** begin INPUT **

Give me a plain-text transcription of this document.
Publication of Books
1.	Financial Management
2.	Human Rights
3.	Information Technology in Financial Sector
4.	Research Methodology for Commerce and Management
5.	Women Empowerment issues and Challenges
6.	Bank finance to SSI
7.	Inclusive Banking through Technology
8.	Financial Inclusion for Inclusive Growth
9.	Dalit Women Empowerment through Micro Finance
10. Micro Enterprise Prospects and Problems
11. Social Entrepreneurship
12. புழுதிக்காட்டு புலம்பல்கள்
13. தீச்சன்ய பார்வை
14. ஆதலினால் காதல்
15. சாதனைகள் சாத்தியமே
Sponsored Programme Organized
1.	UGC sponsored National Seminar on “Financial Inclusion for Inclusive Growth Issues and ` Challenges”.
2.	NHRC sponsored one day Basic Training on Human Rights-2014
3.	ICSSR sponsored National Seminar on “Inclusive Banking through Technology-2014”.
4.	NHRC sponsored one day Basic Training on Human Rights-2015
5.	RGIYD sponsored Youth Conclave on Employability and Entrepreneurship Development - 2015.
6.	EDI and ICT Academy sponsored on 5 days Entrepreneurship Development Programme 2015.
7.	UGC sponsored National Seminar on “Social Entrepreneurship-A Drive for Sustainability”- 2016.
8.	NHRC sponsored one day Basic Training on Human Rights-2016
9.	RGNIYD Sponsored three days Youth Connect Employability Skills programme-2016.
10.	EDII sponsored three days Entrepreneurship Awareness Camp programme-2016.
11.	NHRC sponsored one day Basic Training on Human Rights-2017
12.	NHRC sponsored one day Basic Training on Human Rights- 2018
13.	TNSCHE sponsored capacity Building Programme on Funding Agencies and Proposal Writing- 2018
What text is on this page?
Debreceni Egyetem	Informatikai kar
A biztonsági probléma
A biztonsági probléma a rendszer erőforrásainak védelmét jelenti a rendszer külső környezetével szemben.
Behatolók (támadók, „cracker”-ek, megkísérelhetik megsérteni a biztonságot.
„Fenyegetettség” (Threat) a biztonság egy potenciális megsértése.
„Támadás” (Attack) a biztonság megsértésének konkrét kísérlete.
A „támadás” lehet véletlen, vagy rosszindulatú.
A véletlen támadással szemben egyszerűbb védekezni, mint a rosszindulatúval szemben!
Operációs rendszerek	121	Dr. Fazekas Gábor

** end INPUT **

_PROBLEM DETAILS_
The entries above must be returned in full, exactly as shown.

_TASK RESPONSE_
Give me a plain-text transcription of this document.
Publication of Books
1.	Financial Management
2.	Human Rights
3.	Information Technology in Financial Sector
4.	Research Methodology for Commerce and Management
5.	Women Empowerment issues and Challenges
6.	Bank finance to SSI
7.	Inclusive Banking through Technology
8.	Financial Inclusion for Inclusive Growth
9.	Dalit Women Empowerment through Micro Finance
10. Micro Enterprise Prospects and Problems
11. Social Entrepreneurship
12. புழுதிக்காட்டு புலம்பல்கள்
13. தீச்சன்ய பார்வை
14. ஆதலினால் காதல்
15. சாதனைகள் சாத்தியமே
Sponsored Programme Organized
1.	UGC sponsored National Seminar on “Financial Inclusion for Inclusive Growth Issues and ` Challenges”.
2.	NHRC sponsored one day Basic Training on Human Rights-2014
3.	ICSSR sponsored National Seminar on “Inclusive Banking through Technology-2014”.
4.	NHRC sponsored one day Basic Training on Human Rights-2015
5.	RGIYD sponsored Youth Conclave on Employability and Entrepreneurship Development - 2015.
6.	EDI and ICT Academy sponsored on 5 days Entrepreneurship Development Programme 2015.
7.	UGC sponsored National Seminar on “Social Entrepreneurship-A Drive for Sustainability”- 2016.
8.	NHRC sponsored one day Basic Training on Human Rights-2016
9.	RGNIYD Sponsored three days Youth Connect Employability Skills programme-2016.
10.	EDII sponsored three days Entrepreneurship Awareness Camp programme-2016.
11.	NHRC sponsored one day Basic Training on Human Rights-2017
12.	NHRC sponsored one day Basic Training on Human Rights- 2018
13.	TNSCHE sponsored capacity Building Programme on Funding Agencies and Proposal Writing- 2018
What text is on this page?
Debreceni Egyetem	Informatikai kar
A biztonsági probléma
A biztonsági probléma a rendszer erőforrásainak védelmét jelenti a rendszer külső környezetével szemben.
Behatolók (támadók, „cracker”-ek, megkísérelhetik megsérteni a biztonságot.
„Fenyegetettség” (Threat) a biztonság egy potenciális megsértése.
„Támadás” (Attack) a biztonság megsértésének konkrét kísérlete.
A „támadás” lehet véletlen, vagy rosszindulatú.
A véletlen támadással szemben egyszerűbb védekezni, mint a rosszindulatúval szemben!
Operációs rendszerek	121	Dr. Fazekas Gábor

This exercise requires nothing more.